→ **Work to be completed**
Pull out every line containing the string "from".

→ **Entries with figure data**
····················

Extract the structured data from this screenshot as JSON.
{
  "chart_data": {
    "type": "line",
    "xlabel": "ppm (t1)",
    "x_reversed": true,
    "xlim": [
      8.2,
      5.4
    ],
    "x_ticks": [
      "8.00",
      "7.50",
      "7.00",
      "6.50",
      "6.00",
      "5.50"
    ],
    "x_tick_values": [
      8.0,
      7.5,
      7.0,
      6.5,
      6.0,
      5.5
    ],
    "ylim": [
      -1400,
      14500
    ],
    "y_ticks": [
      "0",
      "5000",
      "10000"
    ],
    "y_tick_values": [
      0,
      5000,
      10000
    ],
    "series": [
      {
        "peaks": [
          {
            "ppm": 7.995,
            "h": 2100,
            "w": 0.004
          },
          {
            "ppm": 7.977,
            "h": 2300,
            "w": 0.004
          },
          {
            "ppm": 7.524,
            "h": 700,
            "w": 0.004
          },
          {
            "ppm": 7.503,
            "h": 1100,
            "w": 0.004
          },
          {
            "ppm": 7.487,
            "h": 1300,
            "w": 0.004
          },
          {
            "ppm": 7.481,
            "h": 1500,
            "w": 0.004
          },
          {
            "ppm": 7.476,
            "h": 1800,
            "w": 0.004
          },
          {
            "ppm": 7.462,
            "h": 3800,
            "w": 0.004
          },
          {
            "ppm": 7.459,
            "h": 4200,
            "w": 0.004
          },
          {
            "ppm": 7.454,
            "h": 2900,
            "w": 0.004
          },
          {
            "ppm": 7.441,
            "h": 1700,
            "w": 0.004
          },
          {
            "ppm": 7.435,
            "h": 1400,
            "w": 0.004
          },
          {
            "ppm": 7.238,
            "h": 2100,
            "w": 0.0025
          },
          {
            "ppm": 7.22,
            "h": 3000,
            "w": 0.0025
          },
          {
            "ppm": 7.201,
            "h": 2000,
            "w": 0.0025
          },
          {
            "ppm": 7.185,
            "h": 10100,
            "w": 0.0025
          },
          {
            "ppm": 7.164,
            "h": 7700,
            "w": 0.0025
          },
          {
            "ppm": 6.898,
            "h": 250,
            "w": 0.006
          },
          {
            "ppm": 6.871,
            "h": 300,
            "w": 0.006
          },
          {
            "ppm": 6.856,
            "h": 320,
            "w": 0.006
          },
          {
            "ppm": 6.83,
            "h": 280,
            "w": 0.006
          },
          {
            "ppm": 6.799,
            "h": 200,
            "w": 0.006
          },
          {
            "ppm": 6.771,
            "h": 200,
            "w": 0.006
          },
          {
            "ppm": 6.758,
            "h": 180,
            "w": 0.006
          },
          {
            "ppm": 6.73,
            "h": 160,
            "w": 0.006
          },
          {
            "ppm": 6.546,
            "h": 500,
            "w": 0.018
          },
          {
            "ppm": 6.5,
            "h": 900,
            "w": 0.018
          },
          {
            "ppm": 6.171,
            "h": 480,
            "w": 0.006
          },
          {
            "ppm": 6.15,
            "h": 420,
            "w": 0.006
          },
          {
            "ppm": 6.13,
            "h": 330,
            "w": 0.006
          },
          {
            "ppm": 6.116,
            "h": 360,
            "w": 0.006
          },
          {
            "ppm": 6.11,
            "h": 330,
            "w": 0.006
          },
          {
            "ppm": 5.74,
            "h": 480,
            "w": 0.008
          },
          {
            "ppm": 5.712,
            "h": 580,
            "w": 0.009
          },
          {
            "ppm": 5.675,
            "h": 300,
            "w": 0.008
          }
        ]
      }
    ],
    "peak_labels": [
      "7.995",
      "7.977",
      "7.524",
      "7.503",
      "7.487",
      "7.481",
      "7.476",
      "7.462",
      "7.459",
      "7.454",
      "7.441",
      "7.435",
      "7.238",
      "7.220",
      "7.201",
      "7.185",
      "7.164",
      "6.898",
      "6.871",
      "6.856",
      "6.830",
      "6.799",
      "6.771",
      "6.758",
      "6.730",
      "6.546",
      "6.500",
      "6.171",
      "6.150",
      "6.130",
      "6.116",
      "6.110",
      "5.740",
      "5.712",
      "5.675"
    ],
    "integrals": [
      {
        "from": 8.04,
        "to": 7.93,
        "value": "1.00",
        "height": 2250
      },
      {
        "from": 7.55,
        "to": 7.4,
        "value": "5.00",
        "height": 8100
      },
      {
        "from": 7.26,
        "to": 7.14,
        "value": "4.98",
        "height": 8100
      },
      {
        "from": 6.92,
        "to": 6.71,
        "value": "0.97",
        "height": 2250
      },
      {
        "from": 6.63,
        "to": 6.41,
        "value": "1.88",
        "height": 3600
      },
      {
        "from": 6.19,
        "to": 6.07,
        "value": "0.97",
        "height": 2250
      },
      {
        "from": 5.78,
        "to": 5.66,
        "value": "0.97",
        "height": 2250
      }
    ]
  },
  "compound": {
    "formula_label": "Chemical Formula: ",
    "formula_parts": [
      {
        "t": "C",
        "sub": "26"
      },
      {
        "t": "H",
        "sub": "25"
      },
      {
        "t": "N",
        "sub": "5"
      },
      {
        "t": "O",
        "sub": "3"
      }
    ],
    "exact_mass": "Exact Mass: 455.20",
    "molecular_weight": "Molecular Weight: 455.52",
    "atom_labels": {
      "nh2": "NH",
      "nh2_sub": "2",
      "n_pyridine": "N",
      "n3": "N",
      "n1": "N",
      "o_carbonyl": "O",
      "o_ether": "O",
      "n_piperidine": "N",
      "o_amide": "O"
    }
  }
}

····················

→ **Output of the exercise**
Extract the structured data from this screenshot as JSON.
        "from": 8.04,
        "from": 7.55,
        "from": 7.26,
        "from": 6.92,
        "from": 6.63,
        "from": 6.19,
        "from": 5.78,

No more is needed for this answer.